Input for this task |
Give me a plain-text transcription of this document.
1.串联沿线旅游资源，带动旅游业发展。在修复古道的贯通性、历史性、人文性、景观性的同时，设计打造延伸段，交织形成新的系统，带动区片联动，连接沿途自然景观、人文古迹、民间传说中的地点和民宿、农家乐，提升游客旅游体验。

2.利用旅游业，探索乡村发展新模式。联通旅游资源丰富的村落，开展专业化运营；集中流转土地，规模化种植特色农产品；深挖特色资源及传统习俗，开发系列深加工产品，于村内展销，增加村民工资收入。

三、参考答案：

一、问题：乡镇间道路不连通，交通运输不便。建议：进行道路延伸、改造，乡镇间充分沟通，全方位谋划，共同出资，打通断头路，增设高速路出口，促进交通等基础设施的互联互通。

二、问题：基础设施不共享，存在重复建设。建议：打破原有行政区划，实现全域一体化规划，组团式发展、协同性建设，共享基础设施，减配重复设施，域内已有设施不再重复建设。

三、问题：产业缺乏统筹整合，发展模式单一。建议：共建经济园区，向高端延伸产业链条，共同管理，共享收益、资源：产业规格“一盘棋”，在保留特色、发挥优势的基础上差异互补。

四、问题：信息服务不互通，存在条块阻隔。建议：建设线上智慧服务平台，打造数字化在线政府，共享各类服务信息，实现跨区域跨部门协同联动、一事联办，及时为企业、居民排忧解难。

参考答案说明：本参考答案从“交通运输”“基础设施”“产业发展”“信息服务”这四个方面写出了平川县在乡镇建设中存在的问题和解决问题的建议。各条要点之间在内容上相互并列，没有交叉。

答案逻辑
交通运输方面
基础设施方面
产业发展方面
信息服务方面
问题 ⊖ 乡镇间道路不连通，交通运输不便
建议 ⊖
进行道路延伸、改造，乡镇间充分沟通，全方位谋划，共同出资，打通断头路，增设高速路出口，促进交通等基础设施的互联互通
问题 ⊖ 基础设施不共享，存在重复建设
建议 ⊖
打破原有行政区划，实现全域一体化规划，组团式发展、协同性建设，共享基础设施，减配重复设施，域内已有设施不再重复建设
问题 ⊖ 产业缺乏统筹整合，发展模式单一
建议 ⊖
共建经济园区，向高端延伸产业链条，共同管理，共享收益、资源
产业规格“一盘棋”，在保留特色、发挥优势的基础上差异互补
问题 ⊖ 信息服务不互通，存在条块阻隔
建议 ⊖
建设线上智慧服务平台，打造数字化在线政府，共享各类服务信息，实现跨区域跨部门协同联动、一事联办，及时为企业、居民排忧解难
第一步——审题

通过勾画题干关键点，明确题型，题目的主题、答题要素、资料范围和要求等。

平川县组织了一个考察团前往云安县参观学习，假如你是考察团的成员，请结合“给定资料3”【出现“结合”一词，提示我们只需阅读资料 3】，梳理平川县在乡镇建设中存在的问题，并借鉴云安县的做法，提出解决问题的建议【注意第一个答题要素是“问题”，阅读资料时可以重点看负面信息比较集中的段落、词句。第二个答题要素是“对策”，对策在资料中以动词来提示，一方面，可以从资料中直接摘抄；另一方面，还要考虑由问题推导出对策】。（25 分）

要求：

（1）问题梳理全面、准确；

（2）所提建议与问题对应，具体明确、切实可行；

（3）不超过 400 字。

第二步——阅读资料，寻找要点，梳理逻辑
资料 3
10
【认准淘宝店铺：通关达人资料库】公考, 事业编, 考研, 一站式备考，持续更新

Exercise brief | Go through the material line by line. Show each line that contains the string "向高端延伸产业链条".

Response for this exercise |
三、问题：产业缺乏统筹整合，发展模式单一。建议：共建经济园区，向高端延伸产业链条，共同管理，共享收益、资源：产业规格“一盘棋”，在保留特色、发挥优势的基础上差异互补。
共建经济园区，向高端延伸产业链条，共同管理，共享收益、资源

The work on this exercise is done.